[Begin]

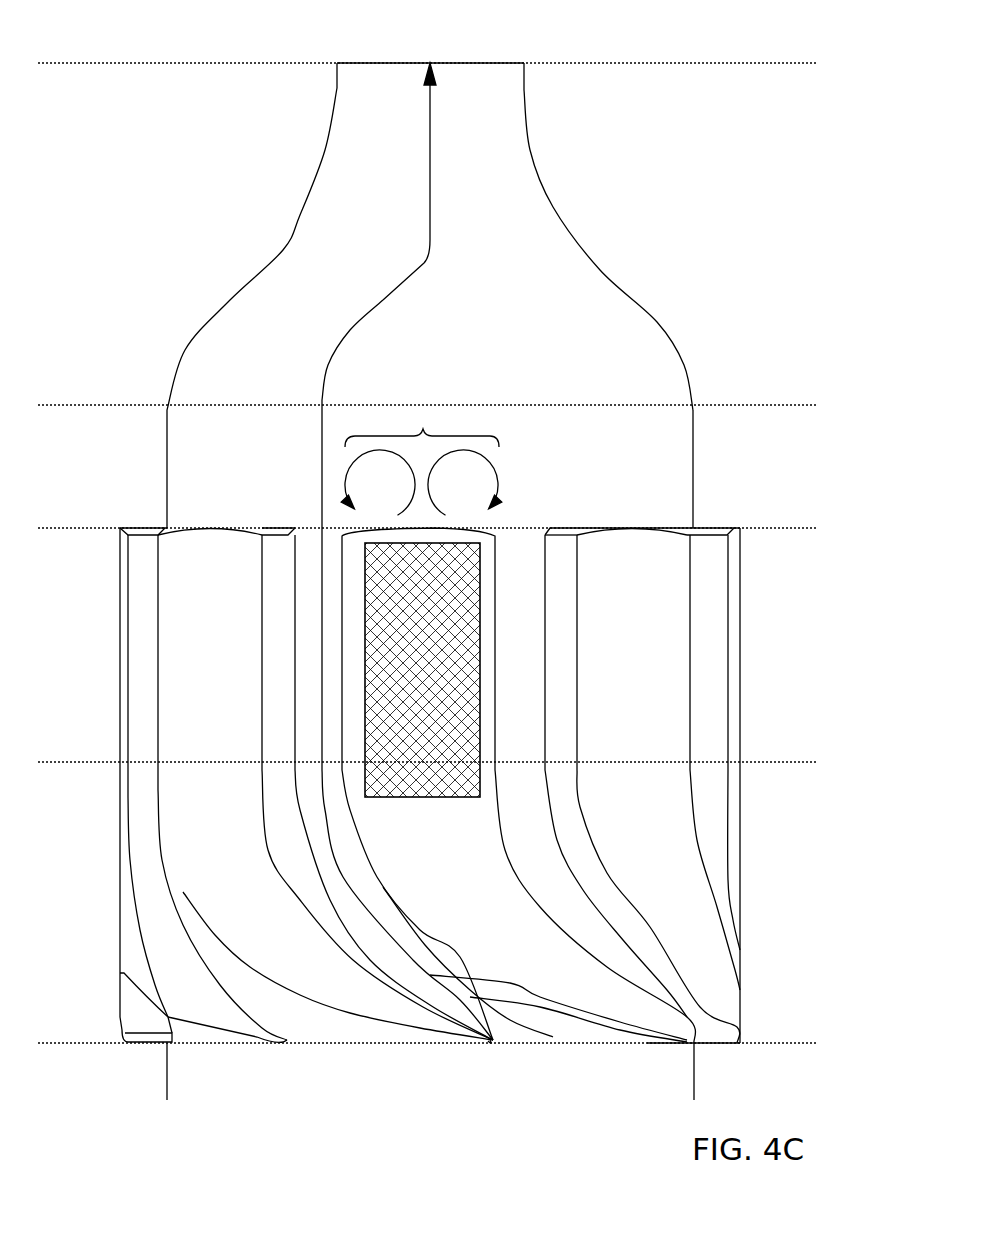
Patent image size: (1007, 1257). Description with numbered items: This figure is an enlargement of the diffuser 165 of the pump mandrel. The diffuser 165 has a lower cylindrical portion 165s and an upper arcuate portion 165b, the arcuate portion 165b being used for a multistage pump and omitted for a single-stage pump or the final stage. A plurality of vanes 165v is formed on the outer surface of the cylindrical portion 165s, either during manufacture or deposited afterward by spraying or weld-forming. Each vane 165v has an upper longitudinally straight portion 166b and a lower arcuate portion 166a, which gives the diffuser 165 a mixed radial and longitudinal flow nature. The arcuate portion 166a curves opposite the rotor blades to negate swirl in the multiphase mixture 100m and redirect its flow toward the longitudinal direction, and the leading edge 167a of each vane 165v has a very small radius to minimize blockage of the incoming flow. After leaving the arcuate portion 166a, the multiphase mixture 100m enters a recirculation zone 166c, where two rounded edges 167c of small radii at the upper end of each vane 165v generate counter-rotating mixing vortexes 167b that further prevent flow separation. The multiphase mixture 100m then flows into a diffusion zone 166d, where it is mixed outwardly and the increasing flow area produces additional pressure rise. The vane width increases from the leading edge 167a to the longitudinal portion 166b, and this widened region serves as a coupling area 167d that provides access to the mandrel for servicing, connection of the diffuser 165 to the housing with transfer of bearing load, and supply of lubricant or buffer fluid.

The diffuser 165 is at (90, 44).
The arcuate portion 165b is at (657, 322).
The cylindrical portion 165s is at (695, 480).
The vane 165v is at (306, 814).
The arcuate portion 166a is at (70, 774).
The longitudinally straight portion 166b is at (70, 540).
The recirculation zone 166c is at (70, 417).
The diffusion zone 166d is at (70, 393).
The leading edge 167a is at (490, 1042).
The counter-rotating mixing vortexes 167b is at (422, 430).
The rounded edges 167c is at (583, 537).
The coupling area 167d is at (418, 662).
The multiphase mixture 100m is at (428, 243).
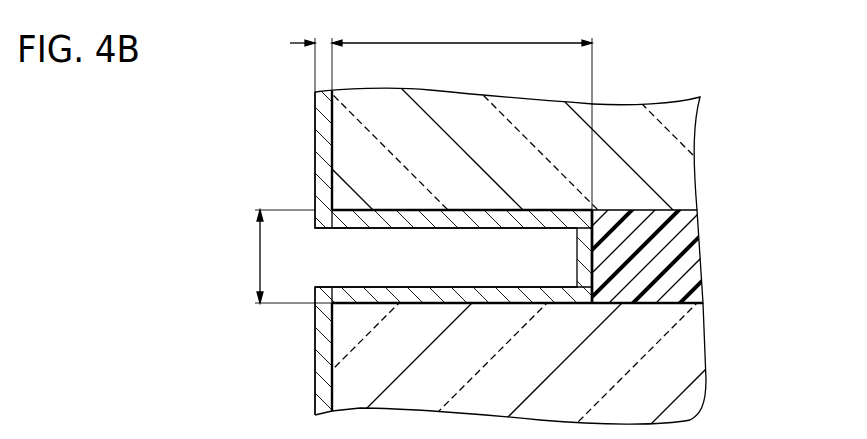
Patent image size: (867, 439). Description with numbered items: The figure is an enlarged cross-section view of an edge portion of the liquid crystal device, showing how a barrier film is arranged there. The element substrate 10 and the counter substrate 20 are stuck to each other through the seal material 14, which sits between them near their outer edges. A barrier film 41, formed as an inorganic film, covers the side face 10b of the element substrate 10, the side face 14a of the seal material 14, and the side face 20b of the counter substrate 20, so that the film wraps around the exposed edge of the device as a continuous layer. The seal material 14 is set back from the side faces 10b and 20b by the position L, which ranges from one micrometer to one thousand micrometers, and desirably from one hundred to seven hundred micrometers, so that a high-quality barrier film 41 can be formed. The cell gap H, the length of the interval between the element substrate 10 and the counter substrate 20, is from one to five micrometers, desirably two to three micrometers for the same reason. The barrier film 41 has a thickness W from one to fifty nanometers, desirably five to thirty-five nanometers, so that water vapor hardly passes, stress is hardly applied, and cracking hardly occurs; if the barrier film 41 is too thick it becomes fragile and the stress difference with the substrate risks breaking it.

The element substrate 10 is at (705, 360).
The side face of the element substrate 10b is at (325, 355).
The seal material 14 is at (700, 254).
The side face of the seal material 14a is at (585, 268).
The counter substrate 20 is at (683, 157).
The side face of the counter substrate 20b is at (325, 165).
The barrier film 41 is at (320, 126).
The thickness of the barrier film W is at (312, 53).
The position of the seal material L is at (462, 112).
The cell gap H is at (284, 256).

[End]
[Begin]

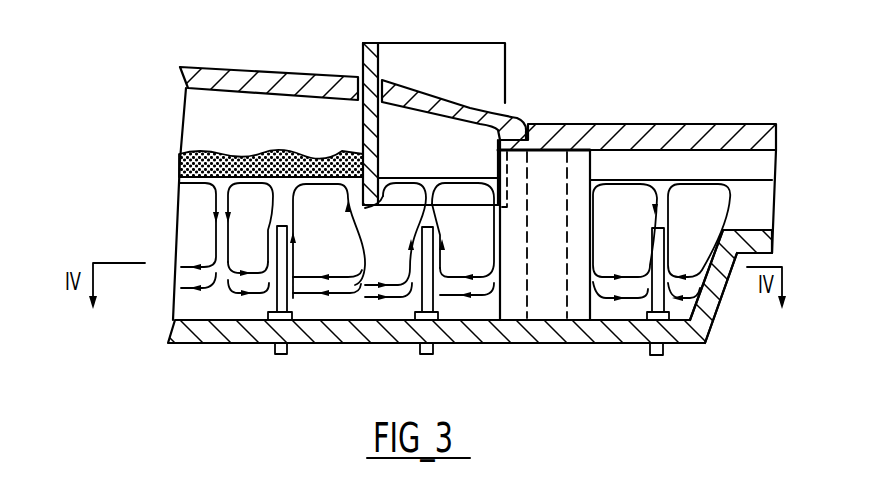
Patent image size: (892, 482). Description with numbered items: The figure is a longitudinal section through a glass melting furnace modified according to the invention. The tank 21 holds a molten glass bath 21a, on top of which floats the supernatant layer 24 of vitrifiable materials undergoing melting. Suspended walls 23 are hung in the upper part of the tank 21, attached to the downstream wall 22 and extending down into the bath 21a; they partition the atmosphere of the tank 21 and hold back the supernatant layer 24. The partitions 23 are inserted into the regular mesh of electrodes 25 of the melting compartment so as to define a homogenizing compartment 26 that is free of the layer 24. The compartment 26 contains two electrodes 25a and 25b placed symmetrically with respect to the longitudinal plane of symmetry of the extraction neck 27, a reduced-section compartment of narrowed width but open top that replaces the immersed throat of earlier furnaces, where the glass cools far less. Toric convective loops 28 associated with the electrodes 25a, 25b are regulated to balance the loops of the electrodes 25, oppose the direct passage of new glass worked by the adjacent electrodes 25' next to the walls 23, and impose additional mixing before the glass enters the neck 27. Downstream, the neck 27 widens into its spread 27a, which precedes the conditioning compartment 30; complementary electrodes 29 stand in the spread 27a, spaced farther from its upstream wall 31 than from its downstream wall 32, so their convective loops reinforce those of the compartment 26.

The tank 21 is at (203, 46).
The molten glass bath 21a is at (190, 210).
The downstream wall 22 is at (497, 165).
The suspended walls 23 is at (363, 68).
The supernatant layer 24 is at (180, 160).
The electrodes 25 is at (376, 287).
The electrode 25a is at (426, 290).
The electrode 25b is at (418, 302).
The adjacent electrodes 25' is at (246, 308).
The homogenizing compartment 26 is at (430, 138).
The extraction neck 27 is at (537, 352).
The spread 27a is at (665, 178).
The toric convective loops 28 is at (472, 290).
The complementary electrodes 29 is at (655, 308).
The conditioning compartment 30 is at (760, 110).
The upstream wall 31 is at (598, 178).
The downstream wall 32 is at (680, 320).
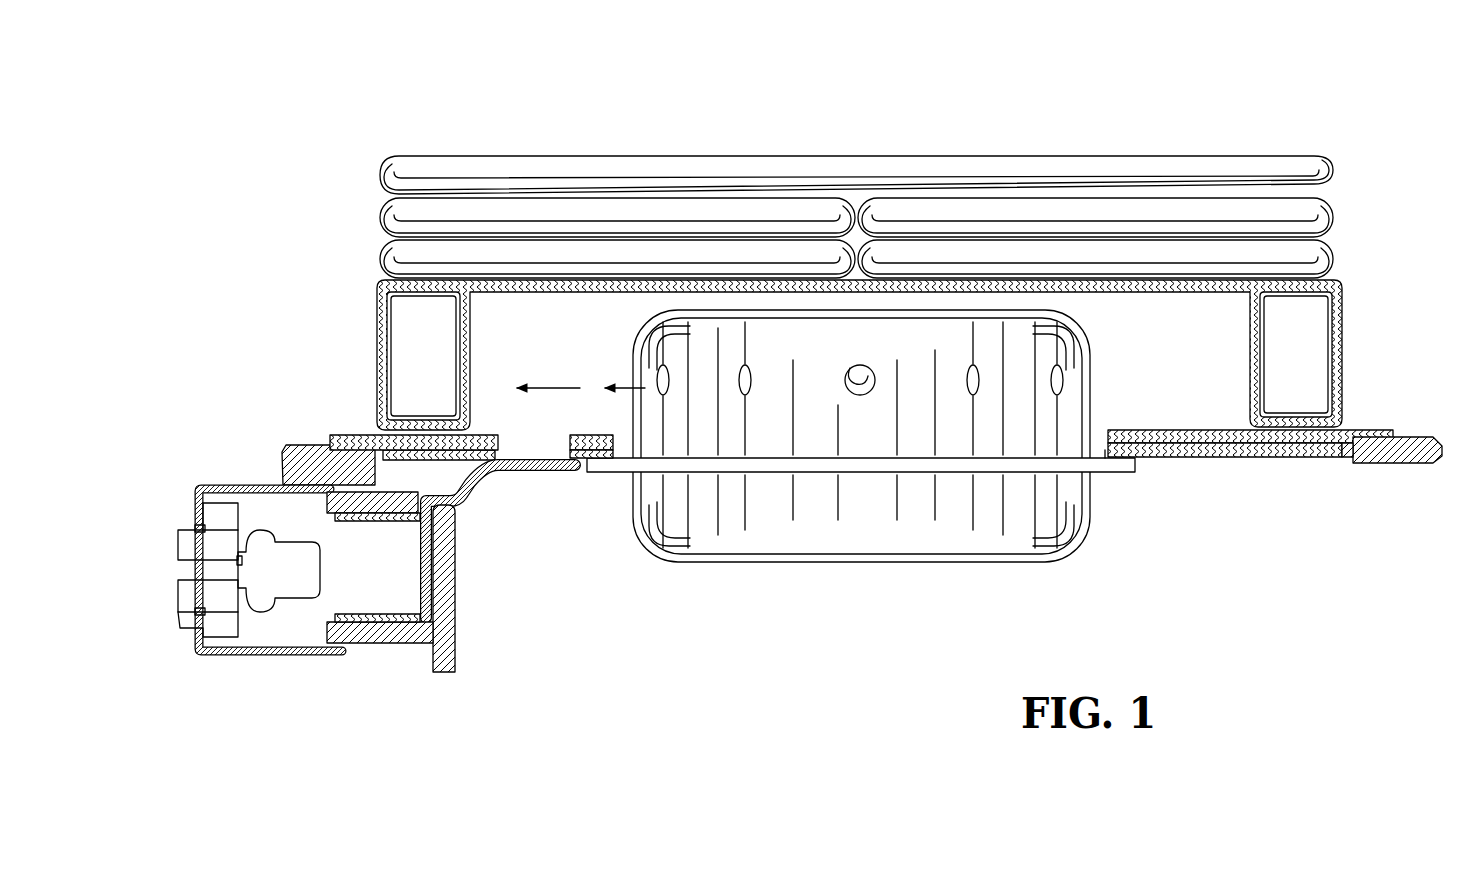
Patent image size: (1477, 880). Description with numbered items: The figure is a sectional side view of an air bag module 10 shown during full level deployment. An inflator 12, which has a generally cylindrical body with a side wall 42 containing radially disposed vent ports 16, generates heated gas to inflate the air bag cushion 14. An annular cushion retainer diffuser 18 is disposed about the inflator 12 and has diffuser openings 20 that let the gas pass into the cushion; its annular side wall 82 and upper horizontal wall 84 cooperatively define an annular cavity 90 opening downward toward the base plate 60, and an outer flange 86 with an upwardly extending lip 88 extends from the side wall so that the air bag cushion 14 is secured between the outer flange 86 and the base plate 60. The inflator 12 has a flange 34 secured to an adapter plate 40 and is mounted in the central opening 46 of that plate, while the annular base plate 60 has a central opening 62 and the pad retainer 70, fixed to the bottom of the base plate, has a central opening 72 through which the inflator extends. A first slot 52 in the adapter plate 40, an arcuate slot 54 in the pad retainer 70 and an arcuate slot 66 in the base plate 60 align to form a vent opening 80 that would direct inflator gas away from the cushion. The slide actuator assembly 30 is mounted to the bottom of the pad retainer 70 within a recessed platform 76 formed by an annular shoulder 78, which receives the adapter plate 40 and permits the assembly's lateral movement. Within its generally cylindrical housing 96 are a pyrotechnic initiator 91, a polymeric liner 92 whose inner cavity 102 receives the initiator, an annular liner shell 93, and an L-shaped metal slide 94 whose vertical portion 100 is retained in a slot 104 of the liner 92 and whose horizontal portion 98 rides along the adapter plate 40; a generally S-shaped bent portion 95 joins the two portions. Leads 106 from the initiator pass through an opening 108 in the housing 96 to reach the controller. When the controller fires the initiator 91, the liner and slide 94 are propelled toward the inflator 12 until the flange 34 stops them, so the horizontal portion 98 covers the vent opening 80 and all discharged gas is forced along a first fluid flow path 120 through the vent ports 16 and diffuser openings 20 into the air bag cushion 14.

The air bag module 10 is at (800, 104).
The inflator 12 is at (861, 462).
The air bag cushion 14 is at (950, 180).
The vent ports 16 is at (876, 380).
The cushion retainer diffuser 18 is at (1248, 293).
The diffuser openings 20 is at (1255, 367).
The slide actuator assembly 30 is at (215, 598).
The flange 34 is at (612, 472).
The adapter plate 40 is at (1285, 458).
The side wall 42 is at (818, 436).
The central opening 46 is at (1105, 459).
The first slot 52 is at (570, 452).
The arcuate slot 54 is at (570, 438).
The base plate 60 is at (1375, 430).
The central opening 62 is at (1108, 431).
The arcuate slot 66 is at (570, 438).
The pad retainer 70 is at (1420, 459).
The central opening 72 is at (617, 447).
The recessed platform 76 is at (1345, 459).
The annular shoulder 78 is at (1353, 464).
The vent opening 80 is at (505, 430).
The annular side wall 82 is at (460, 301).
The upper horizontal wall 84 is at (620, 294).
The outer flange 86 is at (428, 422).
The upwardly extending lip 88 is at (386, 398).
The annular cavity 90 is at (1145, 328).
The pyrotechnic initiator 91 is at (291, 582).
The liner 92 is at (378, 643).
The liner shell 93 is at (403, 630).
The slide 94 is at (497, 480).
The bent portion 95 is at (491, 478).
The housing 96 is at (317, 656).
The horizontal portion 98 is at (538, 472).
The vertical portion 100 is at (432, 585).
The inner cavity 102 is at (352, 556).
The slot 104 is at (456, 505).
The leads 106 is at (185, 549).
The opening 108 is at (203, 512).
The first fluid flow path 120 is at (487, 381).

[End]
[Begin]

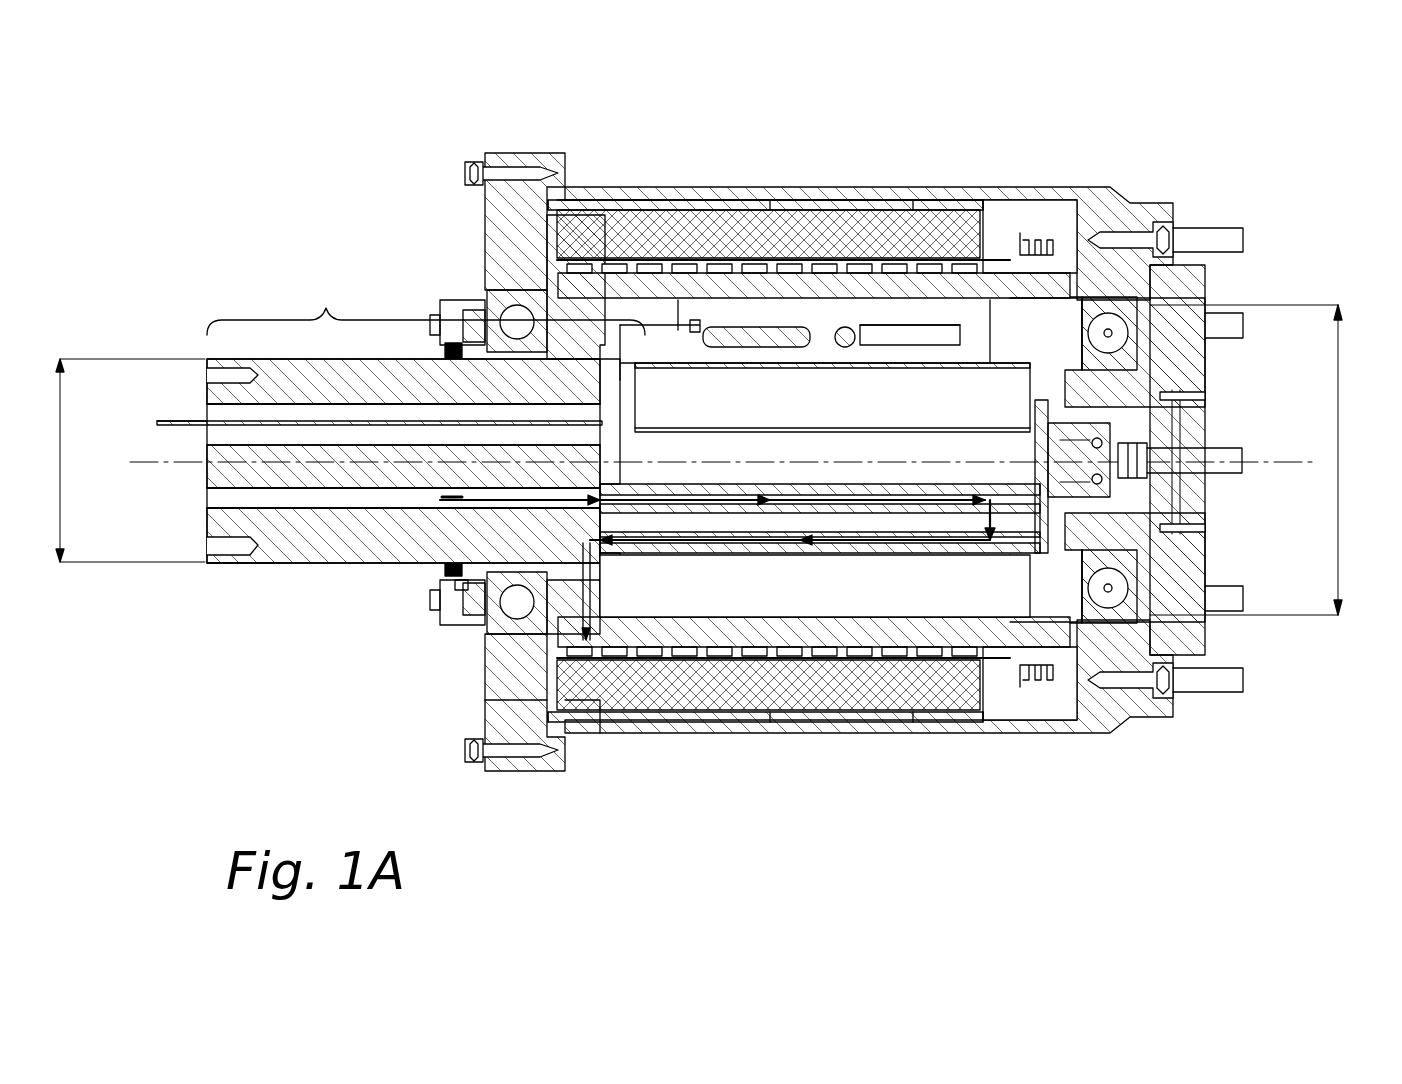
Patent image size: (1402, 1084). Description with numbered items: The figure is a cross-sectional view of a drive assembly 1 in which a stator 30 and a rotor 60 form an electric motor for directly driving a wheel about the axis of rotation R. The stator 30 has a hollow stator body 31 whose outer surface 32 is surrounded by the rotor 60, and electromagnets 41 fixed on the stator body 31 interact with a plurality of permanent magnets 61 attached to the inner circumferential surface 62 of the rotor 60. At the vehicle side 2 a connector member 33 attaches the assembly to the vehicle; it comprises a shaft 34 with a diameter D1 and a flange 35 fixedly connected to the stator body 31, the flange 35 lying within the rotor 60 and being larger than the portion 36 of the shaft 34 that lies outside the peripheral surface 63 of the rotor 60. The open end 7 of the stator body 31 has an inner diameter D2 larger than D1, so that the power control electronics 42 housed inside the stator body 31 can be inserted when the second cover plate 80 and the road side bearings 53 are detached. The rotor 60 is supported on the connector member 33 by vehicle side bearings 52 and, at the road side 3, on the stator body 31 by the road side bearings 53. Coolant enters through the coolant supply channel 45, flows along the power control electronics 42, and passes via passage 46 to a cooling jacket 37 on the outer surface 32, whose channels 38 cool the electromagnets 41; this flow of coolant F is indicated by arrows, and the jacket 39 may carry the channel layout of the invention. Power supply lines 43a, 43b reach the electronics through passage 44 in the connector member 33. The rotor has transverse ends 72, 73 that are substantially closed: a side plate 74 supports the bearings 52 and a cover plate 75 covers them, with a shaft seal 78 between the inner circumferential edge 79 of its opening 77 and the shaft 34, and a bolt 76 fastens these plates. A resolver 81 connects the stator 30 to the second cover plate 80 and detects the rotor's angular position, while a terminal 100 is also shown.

[End]

(WRITTEN PROBLEM) Convert the data starting at the line containing "Patent image size: (1007, 1257)." and ending at the line containing "The rounded edges 167c is at (583, 537)." into a JSON list of strings, one string per line, leaving out blank lines.

(IN RESPONSE)
[
  "Patent image size: (1007, 1257). Description with numbered items: This figure is an enlargement of the diffuser 165 of the pump mandrel. The diffuser 165 has a lower cylindrical portion 165s and an upper arcuate portion 165b, the arcuate portion 165b being used for a multistage pump and omitted for a single-stage pump or the final stage. A plurality of vanes 165v is formed on the outer surface of the cylindrical portion 165s, either during manufacture or deposited afterward by spraying or weld-forming. Each vane 165v has an upper longitudinally straight portion 166b and a lower arcuate portion 166a, which gives the diffuser 165 a mixed radial and longitudinal flow nature. The arcuate portion 166a curves opposite the rotor blades to negate swirl in the multiphase mixture 100m and redirect its flow toward the longitudinal direction, and the leading edge 167a of each vane 165v has a very small radius to minimize blockage of the incoming flow. After leaving the arcuate portion 166a, the multiphase mixture 100m enters a recirculation zone 166c, where two rounded edges 167c of small radii at the upper end of each vane 165v generate counter-rotating mixing vortexes 167b that further prevent flow separation. The multiphase mixture 100m then flows into a diffusion zone 166d, where it is mixed outwardly and the increasing flow area produces additional pressure rise. The vane width increases from the leading edge 167a to the longitudinal portion 166b, and this widened region serves as a coupling area 167d that provides access to the mandrel for servicing, connection of the diffuser 165 to the housing with transfer of bearing load, and supply of lubricant or buffer fluid.",
  "The diffuser 165 is at (90, 44).",
  "The arcuate portion 165b is at (657, 322).",
  "The cylindrical portion 165s is at (695, 480).",
  "The vane 165v is at (306, 814).",
  "The arcuate portion 166a is at (70, 774).",
  "The longitudinally straight portion 166b is at (70, 540).",
  "The recirculation zone 166c is at (70, 417).",
  "The diffusion zone 166d is at (70, 393).",
  "The leading edge 167a is at (490, 1042).",
  "The counter-rotating mixing vortexes 167b is at (422, 430).",
  "The rounded edges 167c is at (583, 537)."
]